▸ Input rows
•••
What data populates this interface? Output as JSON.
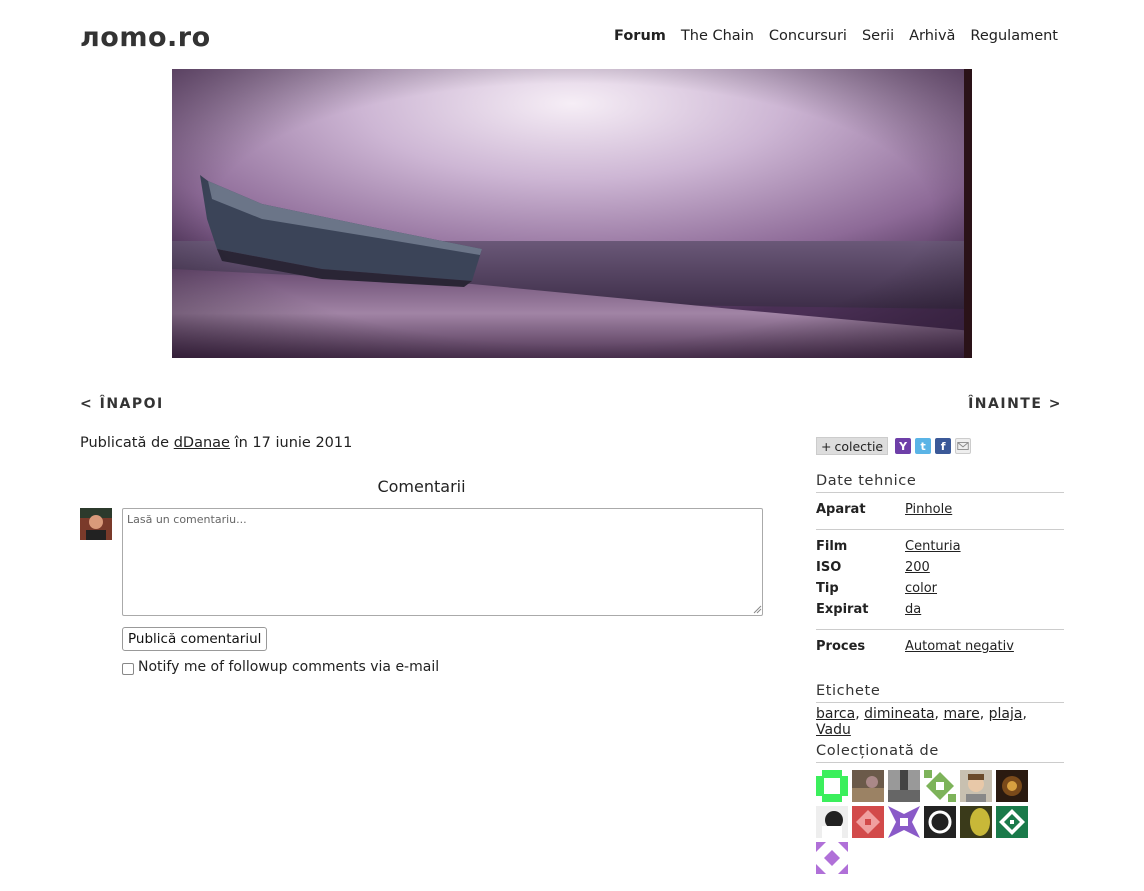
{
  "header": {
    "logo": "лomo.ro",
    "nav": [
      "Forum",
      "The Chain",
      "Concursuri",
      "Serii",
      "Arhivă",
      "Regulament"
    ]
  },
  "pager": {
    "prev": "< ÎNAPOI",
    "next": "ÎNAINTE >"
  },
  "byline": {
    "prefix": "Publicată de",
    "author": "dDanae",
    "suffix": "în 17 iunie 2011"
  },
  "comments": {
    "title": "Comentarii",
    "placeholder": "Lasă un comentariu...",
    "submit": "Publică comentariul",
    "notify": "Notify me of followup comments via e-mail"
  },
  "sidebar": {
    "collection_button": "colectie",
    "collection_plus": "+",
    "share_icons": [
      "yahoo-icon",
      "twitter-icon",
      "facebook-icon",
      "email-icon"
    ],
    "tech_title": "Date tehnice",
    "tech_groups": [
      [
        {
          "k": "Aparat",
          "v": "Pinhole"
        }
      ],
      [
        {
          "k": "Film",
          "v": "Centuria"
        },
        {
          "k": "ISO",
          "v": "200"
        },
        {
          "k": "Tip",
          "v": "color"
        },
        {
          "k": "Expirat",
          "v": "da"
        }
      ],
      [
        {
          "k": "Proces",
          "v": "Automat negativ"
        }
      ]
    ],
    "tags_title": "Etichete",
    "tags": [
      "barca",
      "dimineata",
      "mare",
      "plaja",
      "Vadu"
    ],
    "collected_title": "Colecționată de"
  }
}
•••
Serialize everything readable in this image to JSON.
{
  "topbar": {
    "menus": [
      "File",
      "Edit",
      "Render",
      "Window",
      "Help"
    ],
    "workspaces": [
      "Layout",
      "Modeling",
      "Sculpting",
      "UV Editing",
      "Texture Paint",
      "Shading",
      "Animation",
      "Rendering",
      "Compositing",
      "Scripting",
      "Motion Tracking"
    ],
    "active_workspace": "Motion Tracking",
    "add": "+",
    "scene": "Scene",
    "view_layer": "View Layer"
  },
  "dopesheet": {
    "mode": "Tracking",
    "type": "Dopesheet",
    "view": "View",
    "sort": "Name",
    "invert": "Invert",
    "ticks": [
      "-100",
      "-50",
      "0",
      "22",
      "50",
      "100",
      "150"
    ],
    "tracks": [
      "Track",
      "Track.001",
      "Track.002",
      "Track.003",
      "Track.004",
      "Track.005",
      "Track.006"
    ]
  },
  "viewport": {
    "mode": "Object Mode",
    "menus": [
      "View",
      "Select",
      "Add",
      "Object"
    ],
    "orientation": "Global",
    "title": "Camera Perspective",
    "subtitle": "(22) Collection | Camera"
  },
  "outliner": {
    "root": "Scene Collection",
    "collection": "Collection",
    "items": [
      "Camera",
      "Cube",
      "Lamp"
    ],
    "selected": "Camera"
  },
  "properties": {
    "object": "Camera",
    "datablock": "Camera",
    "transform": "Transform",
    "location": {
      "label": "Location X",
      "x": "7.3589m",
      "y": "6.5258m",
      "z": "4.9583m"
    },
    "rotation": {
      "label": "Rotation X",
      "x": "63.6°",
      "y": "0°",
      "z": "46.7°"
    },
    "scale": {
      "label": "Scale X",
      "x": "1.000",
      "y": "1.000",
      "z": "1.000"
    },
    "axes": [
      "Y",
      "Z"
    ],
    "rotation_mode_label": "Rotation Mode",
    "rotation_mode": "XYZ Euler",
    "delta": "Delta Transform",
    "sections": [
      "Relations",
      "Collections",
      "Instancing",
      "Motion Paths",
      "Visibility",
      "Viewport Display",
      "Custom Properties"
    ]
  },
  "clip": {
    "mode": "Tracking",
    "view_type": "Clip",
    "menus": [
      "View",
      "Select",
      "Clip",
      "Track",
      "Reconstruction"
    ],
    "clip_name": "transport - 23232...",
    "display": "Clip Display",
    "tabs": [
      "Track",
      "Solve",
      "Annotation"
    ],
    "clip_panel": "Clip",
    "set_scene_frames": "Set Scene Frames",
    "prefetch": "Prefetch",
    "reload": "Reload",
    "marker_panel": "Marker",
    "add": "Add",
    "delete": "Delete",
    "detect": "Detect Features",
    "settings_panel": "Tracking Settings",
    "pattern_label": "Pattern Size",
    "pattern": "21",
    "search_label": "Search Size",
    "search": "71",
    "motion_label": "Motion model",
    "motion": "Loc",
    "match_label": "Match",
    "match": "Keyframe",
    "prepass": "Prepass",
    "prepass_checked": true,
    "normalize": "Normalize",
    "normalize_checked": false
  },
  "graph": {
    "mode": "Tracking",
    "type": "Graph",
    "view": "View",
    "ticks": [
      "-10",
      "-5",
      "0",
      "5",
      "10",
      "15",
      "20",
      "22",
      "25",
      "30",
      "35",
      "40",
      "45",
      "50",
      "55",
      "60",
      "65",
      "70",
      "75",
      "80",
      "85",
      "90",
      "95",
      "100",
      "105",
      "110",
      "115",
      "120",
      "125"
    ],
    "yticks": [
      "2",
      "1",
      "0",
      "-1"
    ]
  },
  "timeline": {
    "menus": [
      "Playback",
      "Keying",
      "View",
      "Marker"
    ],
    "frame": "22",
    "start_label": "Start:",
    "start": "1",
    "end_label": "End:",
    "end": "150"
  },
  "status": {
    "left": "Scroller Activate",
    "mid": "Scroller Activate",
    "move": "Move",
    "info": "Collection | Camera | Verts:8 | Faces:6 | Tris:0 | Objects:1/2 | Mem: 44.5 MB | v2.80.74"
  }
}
•••
▸ Required task
Check each line above for the word "Display", and copy the lines where it appears.

▸ Written answer
      "Viewport Display",
    "display": "Clip Display",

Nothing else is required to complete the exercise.